§ Short problem: Read the data and repeat it in full, exactly.

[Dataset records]
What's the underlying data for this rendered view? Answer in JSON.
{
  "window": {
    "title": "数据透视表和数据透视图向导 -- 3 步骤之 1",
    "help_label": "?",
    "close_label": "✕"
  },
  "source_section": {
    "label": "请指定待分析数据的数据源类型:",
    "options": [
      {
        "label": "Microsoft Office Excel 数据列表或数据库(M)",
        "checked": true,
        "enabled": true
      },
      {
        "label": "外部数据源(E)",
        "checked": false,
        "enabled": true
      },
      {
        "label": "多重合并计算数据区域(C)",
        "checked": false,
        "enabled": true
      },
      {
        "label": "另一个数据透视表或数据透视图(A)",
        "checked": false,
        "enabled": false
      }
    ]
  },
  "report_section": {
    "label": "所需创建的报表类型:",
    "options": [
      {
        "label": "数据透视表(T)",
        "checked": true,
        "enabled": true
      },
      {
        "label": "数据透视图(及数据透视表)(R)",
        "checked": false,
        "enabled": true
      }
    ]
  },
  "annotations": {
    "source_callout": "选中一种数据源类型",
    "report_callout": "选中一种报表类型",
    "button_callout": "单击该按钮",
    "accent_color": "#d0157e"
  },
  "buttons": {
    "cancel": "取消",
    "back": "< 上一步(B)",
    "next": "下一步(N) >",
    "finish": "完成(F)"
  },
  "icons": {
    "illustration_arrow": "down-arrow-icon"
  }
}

§ The result:
What's the underlying data for this rendered view? Answer in JSON.
{
  "window": {
    "title": "数据透视表和数据透视图向导 -- 3 步骤之 1",
    "help_label": "?",
    "close_label": "✕"
  },
  "source_section": {
    "label": "请指定待分析数据的数据源类型:",
    "options": [
      {
        "label": "Microsoft Office Excel 数据列表或数据库(M)",
        "checked": true,
        "enabled": true
      },
      {
        "label": "外部数据源(E)",
        "checked": false,
        "enabled": true
      },
      {
        "label": "多重合并计算数据区域(C)",
        "checked": false,
        "enabled": true
      },
      {
        "label": "另一个数据透视表或数据透视图(A)",
        "checked": false,
        "enabled": false
      }
    ]
  },
  "report_section": {
    "label": "所需创建的报表类型:",
    "options": [
      {
        "label": "数据透视表(T)",
        "checked": true,
        "enabled": true
      },
      {
        "label": "数据透视图(及数据透视表)(R)",
        "checked": false,
        "enabled": true
      }
    ]
  },
  "annotations": {
    "source_callout": "选中一种数据源类型",
    "report_callout": "选中一种报表类型",
    "button_callout": "单击该按钮",
    "accent_color": "#d0157e"
  },
  "buttons": {
    "cancel": "取消",
    "back": "< 上一步(B)",
    "next": "下一步(N) >",
    "finish": "完成(F)"
  },
  "icons": {
    "illustration_arrow": "down-arrow-icon"
  }
}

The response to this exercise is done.